GOAL OF THE EXERCISE: Collect all lines containing the word "заявке" from the data.

DATA ENTRIES:
begin

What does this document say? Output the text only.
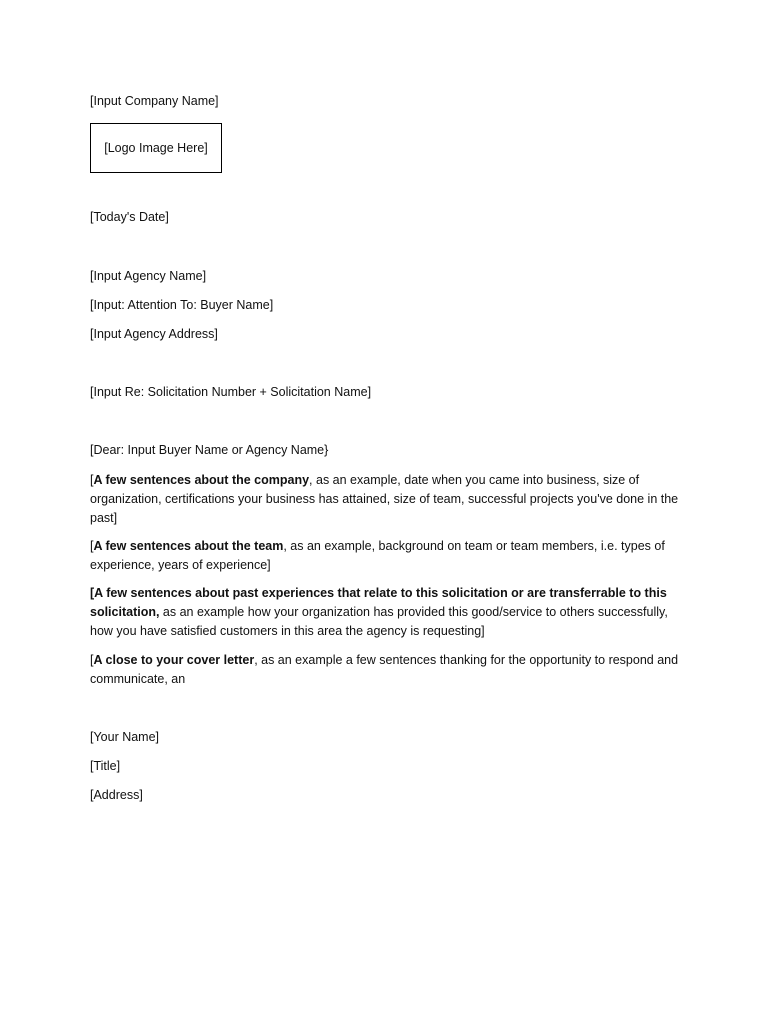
[Input Company Name]
[Logo Image Here]
[Today's Date]
[Input Agency Name]
[Input: Attention To: Buyer Name]
[Input Agency Address]
[Input Re: Solicitation Number + Solicitation Name]
[Dear: Input Buyer Name or Agency Name}
[A few sentences about the company, as an example, date when you came into business, size of organization, certifications your business has attained, size of team, successful projects you've done in the past]
[A few sentences about the team, as an example, background on team or team members, i.e. types of experience, years of experience]
[A few sentences about past experiences that relate to this solicitation or are transferrable to this solicitation, as an example how your organization has provided this good/service to others successfully, how you have satisfied customers in this area the agency is requesting]
[A close to your cover letter, as an example a few sentences thanking for the opportunity to respond and communicate, an
[Your Name]
[Title]
[Address]
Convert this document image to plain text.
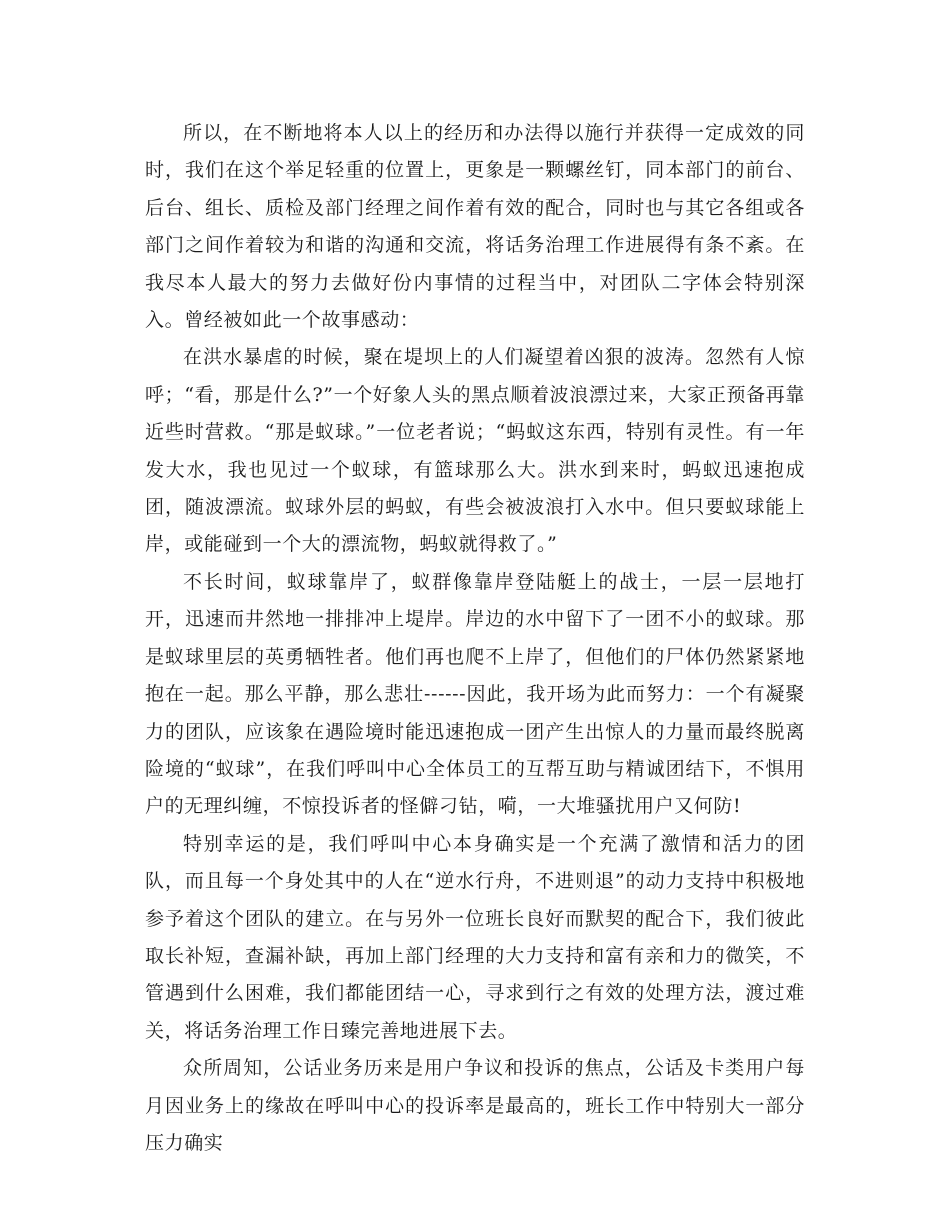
所以，在不断地将本人以上的经历和办法得以施行并获得一定成效的同时，我们在这个举足轻重的位置上，更象是一颗螺丝钉，同本部门的前台、后台、组长、质检及部门经理之间作着有效的配合，同时也与其它各组或各部门之间作着较为和谐的沟通和交流，将话务治理工作进展得有条不紊。在我尽本人最大的努力去做好份内事情的过程当中，对团队二字体会特别深入。曾经被如此一个故事感动：

在洪水暴虐的时候，聚在堤坝上的人们凝望着凶狠的波涛。忽然有人惊呼；“看，那是什么?”一个好象人头的黑点顺着波浪漂过来，大家正预备再靠近些时营救。“那是蚁球。”一位老者说；“蚂蚁这东西，特别有灵性。有一年发大水，我也见过一个蚁球，有篮球那么大。洪水到来时，蚂蚁迅速抱成团，随波漂流。蚁球外层的蚂蚁，有些会被波浪打入水中。但只要蚁球能上岸，或能碰到一个大的漂流物，蚂蚁就得救了。”

不长时间，蚁球靠岸了，蚁群像靠岸登陆艇上的战士，一层一层地打开，迅速而井然地一排排冲上堤岸。岸边的水中留下了一团不小的蚁球。那是蚁球里层的英勇牺牲者。他们再也爬不上岸了，但他们的尸体仍然紧紧地抱在一起。那么平静，那么悲壮------因此，我开场为此而努力：一个有凝聚力的团队，应该象在遇险境时能迅速抱成一团产生出惊人的力量而最终脱离险境的“蚁球”，在我们呼叫中心全体员工的互帮互助与精诚团结下，不惧用户的无理纠缠，不惊投诉者的怪僻刁钻，嗬，一大堆骚扰用户又何防!

特别幸运的是，我们呼叫中心本身确实是一个充满了激情和活力的团队，而且每一个身处其中的人在“逆水行舟，不进则退”的动力支持中积极地参予着这个团队的建立。在与另外一位班长良好而默契的配合下，我们彼此取长补短，查漏补缺，再加上部门经理的大力支持和富有亲和力的微笑，不管遇到什么困难，我们都能团结一心，寻求到行之有效的处理方法，渡过难关，将话务治理工作日臻完善地进展下去。

众所周知，公话业务历来是用户争议和投诉的焦点，公话及卡类用户每月因业务上的缘故在呼叫中心的投诉率是最高的，班长工作中特别大一部分压力确实
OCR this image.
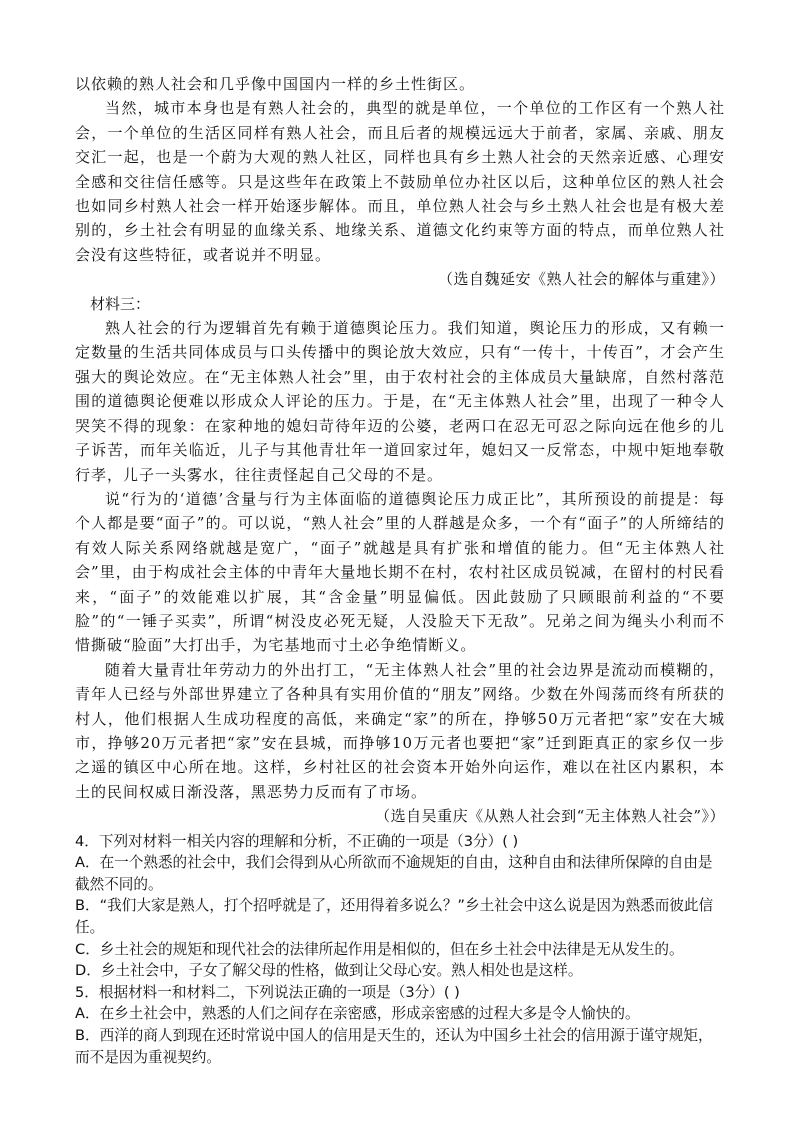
以依赖的熟人社会和几乎像中国国内一样的乡土性街区。

当然，城市本身也是有熟人社会的，典型的就是单位，一个单位的工作区有一个熟人社会，一个单位的生活区同样有熟人社会，而且后者的规模远远大于前者，家属、亲戚、朋友交汇一起，也是一个蔚为大观的熟人社区，同样也具有乡土熟人社会的天然亲近感、心理安全感和交往信任感等。只是这些年在政策上不鼓励单位办社区以后，这种单位区的熟人社会也如同乡村熟人社会一样开始逐步解体。而且，单位熟人社会与乡土熟人社会也是有极大差别的，乡土社会有明显的血缘关系、地缘关系、道德文化约束等方面的特点，而单位熟人社会没有这些特征，或者说并不明显。

（选自魏延安《熟人社会的解体与重建》）

材料三：

熟人社会的行为逻辑首先有赖于道德舆论压力。我们知道，舆论压力的形成，又有赖一定数量的生活共同体成员与口头传播中的舆论放大效应，只有“一传十，十传百”，才会产生强大的舆论效应。在“无主体熟人社会”里，由于农村社会的主体成员大量缺席，自然村落范围的道德舆论便难以形成众人评论的压力。于是，在“无主体熟人社会”里，出现了一种令人哭笑不得的现象：在家种地的媳妇苛待年迈的公婆，老两口在忍无可忍之际向远在他乡的儿子诉苦，而年关临近，儿子与其他青壮年一道回家过年，媳妇又一反常态，中规中矩地奉敬行孝，儿子一头雾水，往往责怪起自己父母的不是。

说“行为的‘道德’含量与行为主体面临的道德舆论压力成正比”，其所预设的前提是：每个人都是要“面子”的。可以说，“熟人社会”里的人群越是众多，一个有“面子”的人所缔结的有效人际关系网络就越是宽广，“面子”就越是具有扩张和增值的能力。但“无主体熟人社会”里，由于构成社会主体的中青年大量地长期不在村，农村社区成员锐减，在留村的村民看来，“面子”的效能难以扩展，其“含金量”明显偏低。因此鼓励了只顾眼前利益的“不要脸”的“一锤子买卖”，所谓“树没皮必死无疑，人没脸天下无敌”。兄弟之间为绳头小利而不惜撕破“脸面”大打出手，为宅基地而寸土必争绝情断义。

随着大量青壮年劳动力的外出打工，“无主体熟人社会”里的社会边界是流动而模糊的，青年人已经与外部世界建立了各种具有实用价值的“朋友”网络。少数在外闯荡而终有所获的村人，他们根据人生成功程度的高低，来确定“家”的所在，挣够50万元者把“家”安在大城市，挣够20万元者把“家”安在县城，而挣够10万元者也要把“家”迁到距真正的家乡仅一步之遥的镇区中心所在地。这样，乡村社区的社会资本开始外向运作，难以在社区内累积，本土的民间权威日渐没落，黑恶势力反而有了市场。

（选自吴重庆《从熟人社会到“无主体熟人社会”》）

4．下列对材料一相关内容的理解和分析，不正确的一项是（3分）( )

A．在一个熟悉的社会中，我们会得到从心所欲而不逾规矩的自由，这种自由和法律所保障的自由是截然不同的。

B．“我们大家是熟人，打个招呼就是了，还用得着多说么？”乡土社会中这么说是因为熟悉而彼此信任。

C．乡土社会的规矩和现代社会的法律所起作用是相似的，但在乡土社会中法律是无从发生的。

D．乡土社会中，子女了解父母的性格，做到让父母心安。熟人相处也是这样。

5．根据材料一和材料二，下列说法正确的一项是（3分）( )

A．在乡土社会中，熟悉的人们之间存在亲密感，形成亲密感的过程大多是令人愉快的。

B．西洋的商人到现在还时常说中国人的信用是天生的，还认为中国乡土社会的信用源于谨守规矩，而不是因为重视契约。
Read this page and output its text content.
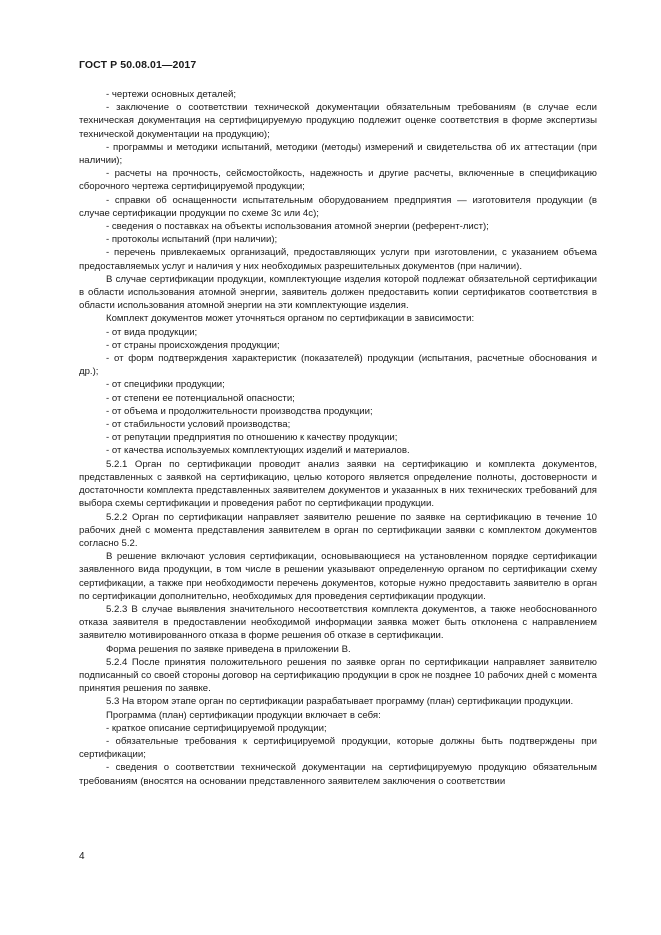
ГОСТ Р 50.08.01—2017

- чертежи основных деталей;

- заключение о соответствии технической документации обязательным требованиям (в случае если техническая документация на сертифицируемую продукцию подлежит оценке соответствия в форме экспертизы технической документации на продукцию);

- программы и методики испытаний, методики (методы) измерений и свидетельства об их аттестации (при наличии);

- расчеты на прочность, сейсмостойкость, надежность и другие расчеты, включенные в спецификацию сборочного чертежа сертифицируемой продукции;

- справки об оснащенности испытательным оборудованием предприятия — изготовителя продукции (в случае сертификации продукции по схеме 3с или 4с);

- сведения о поставках на объекты использования атомной энергии (референт-лист);

- протоколы испытаний (при наличии);

- перечень привлекаемых организаций, предоставляющих услуги при изготовлении, с указанием объема предоставляемых услуг и наличия у них необходимых разрешительных документов (при наличии).

В случае сертификации продукции, комплектующие изделия которой подлежат обязательной сертификации в области использования атомной энергии, заявитель должен предоставить копии сертификатов соответствия в области использования атомной энергии на эти комплектующие изделия.

Комплект документов может уточняться органом по сертификации в зависимости:

- от вида продукции;

- от страны происхождения продукции;

- от форм подтверждения характеристик (показателей) продукции (испытания, расчетные обоснования и др.);

- от специфики продукции;

- от степени ее потенциальной опасности;

- от объема и продолжительности производства продукции;

- от стабильности условий производства;

- от репутации предприятия по отношению к качеству продукции;

- от качества используемых комплектующих изделий и материалов.

5.2.1 Орган по сертификации проводит анализ заявки на сертификацию и комплекта документов, представленных с заявкой на сертификацию, целью которого является определение полноты, достоверности и достаточности комплекта представленных заявителем документов и указанных в них технических требований для выбора схемы сертификации и проведения работ по сертификации продукции.

5.2.2 Орган по сертификации направляет заявителю решение по заявке на сертификацию в течение 10 рабочих дней с момента представления заявителем в орган по сертификации заявки с комплектом документов согласно 5.2.

В решение включают условия сертификации, основывающиеся на установленном порядке сертификации заявленного вида продукции, в том числе в решении указывают определенную органом по сертификации схему сертификации, а также при необходимости перечень документов, которые нужно предоставить заявителю в орган по сертификации дополнительно, необходимых для проведения сертификации продукции.

5.2.3 В случае выявления значительного несоответствия комплекта документов, а также необоснованного отказа заявителя в предоставлении необходимой информации заявка может быть отклонена с направлением заявителю мотивированного отказа в форме решения об отказе в сертификации.

Форма решения по заявке приведена в приложении В.

5.2.4 После принятия положительного решения по заявке орган по сертификации направляет заявителю подписанный со своей стороны договор на сертификацию продукции в срок не позднее 10 рабочих дней с момента принятия решения по заявке.

5.3 На втором этапе орган по сертификации разрабатывает программу (план) сертификации продукции.

Программа (план) сертификации продукции включает в себя:

- краткое описание сертифицируемой продукции;

- обязательные требования к сертифицируемой продукции, которые должны быть подтверждены при сертификации;

- сведения о соответствии технической документации на сертифицируемую продукцию обязательным требованиям (вносятся на основании представленного заявителем заключения о соответствии

4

end

RESPONSE TO THIS EXERCISE:
5.2.2 Орган по сертификации направляет заявителю решение по заявке на сертификацию в течение 10 рабочих дней с момента представления заявителем в орган по сертификации заявки с комплектом документов согласно 5.2.
Форма решения по заявке приведена в приложении В.
5.2.4 После принятия положительного решения по заявке орган по сертификации направляет заявителю подписанный со своей стороны договор на сертификацию продукции в срок не позднее 10 рабочих дней с момента принятия решения по заявке.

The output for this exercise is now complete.